Identify and copy all lines of the material where the string "Constant" is found.
________________
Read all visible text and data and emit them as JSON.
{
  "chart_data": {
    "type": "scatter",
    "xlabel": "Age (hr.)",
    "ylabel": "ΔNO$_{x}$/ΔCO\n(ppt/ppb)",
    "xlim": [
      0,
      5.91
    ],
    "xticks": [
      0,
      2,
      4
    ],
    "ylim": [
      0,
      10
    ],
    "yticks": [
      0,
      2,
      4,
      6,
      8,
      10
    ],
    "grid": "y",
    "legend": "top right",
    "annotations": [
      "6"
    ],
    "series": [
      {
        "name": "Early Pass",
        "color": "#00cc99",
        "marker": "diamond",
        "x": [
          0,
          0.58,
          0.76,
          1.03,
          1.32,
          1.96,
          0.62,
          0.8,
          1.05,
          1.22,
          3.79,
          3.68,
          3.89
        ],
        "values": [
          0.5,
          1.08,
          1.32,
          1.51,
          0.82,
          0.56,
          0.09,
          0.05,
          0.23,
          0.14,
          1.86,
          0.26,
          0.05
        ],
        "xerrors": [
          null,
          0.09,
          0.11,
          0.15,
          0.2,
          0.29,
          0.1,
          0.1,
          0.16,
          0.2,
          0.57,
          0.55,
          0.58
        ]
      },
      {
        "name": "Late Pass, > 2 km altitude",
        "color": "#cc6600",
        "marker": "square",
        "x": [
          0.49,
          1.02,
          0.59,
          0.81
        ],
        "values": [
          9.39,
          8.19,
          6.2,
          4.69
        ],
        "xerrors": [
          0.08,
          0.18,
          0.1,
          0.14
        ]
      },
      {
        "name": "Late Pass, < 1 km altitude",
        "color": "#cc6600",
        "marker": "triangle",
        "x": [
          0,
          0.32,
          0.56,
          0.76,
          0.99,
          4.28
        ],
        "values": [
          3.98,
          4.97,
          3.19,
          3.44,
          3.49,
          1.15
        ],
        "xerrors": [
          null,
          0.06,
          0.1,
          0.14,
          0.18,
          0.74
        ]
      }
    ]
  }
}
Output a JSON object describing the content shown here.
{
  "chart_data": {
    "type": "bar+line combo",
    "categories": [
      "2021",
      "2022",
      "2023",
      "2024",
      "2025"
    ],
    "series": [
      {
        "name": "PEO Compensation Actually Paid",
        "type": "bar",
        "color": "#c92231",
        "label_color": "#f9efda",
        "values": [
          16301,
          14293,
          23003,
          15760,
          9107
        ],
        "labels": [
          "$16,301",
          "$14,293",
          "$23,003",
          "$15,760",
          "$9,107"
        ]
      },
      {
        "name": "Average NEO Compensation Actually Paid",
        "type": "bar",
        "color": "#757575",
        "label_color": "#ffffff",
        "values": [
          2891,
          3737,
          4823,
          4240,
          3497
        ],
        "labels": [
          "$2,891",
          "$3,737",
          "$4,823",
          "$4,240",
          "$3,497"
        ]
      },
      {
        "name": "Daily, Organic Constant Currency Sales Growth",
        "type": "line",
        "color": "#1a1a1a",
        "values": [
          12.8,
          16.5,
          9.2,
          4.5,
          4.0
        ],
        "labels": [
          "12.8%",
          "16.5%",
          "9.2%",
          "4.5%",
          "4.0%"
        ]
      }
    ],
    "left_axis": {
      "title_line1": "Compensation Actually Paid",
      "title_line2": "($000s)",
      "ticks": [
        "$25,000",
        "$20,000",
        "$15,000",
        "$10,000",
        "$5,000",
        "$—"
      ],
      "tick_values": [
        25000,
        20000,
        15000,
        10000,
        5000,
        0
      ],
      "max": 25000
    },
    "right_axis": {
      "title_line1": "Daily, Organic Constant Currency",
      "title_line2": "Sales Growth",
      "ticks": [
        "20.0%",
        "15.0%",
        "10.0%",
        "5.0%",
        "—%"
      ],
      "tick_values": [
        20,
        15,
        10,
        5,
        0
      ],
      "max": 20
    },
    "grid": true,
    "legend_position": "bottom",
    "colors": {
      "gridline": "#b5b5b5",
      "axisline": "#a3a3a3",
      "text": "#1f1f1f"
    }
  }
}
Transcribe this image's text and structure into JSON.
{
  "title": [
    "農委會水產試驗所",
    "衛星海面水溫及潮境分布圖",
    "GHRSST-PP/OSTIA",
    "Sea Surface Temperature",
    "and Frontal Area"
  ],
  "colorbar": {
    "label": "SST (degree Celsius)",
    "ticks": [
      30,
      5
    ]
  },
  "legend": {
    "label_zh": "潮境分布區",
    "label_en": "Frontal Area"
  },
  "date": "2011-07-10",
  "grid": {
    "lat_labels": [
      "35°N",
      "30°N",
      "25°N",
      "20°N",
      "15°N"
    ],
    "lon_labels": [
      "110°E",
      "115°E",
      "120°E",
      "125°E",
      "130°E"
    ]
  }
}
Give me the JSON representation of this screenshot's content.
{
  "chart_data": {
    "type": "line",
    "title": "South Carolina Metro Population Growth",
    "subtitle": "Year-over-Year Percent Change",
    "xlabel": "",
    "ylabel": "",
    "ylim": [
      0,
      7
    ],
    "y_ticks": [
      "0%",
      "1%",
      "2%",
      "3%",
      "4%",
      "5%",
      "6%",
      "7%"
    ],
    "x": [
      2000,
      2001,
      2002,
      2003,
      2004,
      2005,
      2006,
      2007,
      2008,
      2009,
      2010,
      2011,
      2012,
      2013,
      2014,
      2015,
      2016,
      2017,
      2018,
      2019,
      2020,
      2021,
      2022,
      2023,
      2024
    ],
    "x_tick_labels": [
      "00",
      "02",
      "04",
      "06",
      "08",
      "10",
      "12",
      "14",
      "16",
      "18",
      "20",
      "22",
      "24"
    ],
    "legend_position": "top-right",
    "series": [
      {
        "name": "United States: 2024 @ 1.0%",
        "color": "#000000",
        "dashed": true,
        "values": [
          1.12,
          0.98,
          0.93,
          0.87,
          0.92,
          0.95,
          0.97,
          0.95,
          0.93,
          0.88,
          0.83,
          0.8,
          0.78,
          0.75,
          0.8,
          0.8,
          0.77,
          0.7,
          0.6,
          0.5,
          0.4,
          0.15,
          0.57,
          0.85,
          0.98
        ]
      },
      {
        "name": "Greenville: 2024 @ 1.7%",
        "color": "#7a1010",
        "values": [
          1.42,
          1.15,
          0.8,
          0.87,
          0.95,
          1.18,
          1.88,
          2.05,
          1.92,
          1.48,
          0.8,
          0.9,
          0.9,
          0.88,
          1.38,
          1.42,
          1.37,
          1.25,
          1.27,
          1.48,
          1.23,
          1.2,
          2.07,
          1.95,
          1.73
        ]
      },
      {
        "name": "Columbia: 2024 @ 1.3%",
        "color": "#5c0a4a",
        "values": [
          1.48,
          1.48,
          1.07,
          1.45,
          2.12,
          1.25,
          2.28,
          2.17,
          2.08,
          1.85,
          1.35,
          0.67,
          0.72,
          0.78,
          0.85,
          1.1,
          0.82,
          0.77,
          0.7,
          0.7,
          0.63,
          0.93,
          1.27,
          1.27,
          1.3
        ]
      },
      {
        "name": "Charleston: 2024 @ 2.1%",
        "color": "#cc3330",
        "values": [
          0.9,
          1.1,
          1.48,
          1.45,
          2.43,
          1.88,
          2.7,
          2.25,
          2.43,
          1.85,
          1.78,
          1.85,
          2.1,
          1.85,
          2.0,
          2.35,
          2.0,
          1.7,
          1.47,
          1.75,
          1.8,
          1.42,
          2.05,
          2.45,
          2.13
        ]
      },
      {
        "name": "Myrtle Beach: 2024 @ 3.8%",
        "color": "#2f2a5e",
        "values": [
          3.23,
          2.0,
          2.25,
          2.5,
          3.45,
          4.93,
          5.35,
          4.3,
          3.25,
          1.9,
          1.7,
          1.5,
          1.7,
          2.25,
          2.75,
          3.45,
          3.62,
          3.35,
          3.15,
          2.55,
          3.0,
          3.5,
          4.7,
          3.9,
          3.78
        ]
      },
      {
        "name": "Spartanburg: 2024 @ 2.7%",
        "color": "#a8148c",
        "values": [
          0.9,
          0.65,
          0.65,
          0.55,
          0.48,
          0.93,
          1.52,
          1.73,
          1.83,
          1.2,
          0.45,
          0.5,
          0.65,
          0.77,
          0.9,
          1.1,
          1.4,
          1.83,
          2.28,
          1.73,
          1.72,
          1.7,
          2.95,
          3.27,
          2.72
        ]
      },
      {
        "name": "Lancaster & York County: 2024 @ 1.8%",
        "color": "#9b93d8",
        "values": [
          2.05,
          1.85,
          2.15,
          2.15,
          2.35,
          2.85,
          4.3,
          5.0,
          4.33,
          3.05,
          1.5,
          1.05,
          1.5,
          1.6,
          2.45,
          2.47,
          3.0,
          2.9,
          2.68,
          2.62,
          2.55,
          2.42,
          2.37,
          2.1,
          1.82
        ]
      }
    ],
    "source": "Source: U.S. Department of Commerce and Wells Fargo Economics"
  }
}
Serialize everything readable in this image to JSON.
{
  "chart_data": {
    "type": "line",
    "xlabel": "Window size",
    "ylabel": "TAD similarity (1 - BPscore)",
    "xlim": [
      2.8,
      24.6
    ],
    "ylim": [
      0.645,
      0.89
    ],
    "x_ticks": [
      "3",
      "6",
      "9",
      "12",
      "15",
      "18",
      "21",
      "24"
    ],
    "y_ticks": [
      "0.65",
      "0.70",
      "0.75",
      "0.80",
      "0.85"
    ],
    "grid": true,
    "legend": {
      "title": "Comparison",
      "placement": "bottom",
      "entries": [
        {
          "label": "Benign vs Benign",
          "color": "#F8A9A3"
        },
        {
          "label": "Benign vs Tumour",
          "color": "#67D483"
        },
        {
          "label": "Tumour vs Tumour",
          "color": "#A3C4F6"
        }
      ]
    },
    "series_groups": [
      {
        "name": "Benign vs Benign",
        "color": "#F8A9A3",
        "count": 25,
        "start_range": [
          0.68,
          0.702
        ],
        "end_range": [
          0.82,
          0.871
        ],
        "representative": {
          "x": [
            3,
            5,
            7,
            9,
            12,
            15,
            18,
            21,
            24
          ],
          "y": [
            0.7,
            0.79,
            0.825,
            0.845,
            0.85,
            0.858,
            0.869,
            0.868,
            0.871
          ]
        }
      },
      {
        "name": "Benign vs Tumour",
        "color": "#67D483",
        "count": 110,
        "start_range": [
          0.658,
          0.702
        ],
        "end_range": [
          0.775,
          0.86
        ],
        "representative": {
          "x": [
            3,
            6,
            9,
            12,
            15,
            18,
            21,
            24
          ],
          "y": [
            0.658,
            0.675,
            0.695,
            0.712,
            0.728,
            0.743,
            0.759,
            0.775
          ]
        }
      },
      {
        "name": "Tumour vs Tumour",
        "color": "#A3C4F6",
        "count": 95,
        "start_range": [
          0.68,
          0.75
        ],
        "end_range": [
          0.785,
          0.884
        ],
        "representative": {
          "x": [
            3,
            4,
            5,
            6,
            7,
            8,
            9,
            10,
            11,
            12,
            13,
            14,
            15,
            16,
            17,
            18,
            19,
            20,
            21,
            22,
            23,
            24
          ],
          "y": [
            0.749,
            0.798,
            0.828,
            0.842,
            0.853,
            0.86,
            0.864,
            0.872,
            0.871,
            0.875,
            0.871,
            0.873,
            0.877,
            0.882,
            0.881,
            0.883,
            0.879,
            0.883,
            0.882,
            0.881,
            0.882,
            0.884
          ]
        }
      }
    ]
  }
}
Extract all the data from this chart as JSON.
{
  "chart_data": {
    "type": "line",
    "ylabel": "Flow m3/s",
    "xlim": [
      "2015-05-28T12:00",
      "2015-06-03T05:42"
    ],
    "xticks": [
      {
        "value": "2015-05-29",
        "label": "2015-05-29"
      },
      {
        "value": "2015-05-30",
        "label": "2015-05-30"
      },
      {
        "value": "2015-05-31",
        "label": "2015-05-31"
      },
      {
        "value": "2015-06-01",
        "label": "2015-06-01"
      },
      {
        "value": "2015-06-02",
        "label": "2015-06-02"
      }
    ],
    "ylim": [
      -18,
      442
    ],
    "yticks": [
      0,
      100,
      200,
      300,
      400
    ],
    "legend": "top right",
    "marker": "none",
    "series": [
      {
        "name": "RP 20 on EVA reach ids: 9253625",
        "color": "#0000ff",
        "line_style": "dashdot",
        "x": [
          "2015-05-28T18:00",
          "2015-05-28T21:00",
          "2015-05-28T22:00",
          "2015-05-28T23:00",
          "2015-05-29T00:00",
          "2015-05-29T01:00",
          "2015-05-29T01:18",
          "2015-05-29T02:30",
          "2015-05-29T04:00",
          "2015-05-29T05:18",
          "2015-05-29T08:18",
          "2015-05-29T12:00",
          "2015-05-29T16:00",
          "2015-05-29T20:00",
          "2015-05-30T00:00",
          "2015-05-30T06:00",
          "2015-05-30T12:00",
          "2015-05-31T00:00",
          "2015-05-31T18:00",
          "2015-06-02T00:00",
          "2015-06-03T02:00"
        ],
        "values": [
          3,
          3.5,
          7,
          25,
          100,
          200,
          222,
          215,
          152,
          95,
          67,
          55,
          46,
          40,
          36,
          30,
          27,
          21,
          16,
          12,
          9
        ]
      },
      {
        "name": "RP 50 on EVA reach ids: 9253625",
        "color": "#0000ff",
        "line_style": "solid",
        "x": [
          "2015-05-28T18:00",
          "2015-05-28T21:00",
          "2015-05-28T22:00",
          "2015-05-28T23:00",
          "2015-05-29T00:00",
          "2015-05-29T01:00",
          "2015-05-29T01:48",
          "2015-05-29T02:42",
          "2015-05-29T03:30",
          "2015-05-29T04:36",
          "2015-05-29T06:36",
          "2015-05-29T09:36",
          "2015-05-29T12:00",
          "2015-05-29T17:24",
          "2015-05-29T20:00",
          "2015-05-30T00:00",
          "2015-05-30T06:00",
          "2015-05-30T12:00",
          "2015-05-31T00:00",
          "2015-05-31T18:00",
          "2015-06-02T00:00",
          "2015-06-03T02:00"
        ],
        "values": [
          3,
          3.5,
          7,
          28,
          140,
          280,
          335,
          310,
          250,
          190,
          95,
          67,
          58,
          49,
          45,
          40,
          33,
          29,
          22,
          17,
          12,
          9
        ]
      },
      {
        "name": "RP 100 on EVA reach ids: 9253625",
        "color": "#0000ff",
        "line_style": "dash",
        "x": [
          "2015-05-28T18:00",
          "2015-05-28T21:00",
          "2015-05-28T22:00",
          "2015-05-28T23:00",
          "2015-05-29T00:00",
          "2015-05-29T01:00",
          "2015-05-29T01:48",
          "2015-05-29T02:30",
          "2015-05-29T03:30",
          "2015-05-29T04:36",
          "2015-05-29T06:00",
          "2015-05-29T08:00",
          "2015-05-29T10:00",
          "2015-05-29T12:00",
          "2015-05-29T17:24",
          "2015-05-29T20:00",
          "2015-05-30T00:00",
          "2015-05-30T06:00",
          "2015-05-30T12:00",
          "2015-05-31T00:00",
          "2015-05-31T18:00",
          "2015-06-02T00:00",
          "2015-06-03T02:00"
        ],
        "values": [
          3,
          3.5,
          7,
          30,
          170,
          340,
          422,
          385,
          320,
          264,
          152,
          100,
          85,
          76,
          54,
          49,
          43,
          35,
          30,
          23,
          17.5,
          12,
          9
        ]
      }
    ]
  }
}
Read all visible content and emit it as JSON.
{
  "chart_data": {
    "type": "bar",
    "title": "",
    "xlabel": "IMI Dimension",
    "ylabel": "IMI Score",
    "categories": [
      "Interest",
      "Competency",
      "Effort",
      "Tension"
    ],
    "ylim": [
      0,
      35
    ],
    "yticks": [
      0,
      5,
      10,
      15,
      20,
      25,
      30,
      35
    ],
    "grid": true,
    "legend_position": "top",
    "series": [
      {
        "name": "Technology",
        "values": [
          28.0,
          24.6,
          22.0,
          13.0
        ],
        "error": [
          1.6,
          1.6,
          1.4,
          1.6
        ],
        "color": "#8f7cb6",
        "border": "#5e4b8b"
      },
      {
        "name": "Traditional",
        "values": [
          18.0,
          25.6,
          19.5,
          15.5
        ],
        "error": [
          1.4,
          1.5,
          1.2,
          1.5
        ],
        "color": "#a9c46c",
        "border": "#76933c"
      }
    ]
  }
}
________________
ANSWER FOR THE TASK:
        "name": "Daily, Organic Constant Currency Sales Growth",
      "title_line1": "Daily, Organic Constant Currency",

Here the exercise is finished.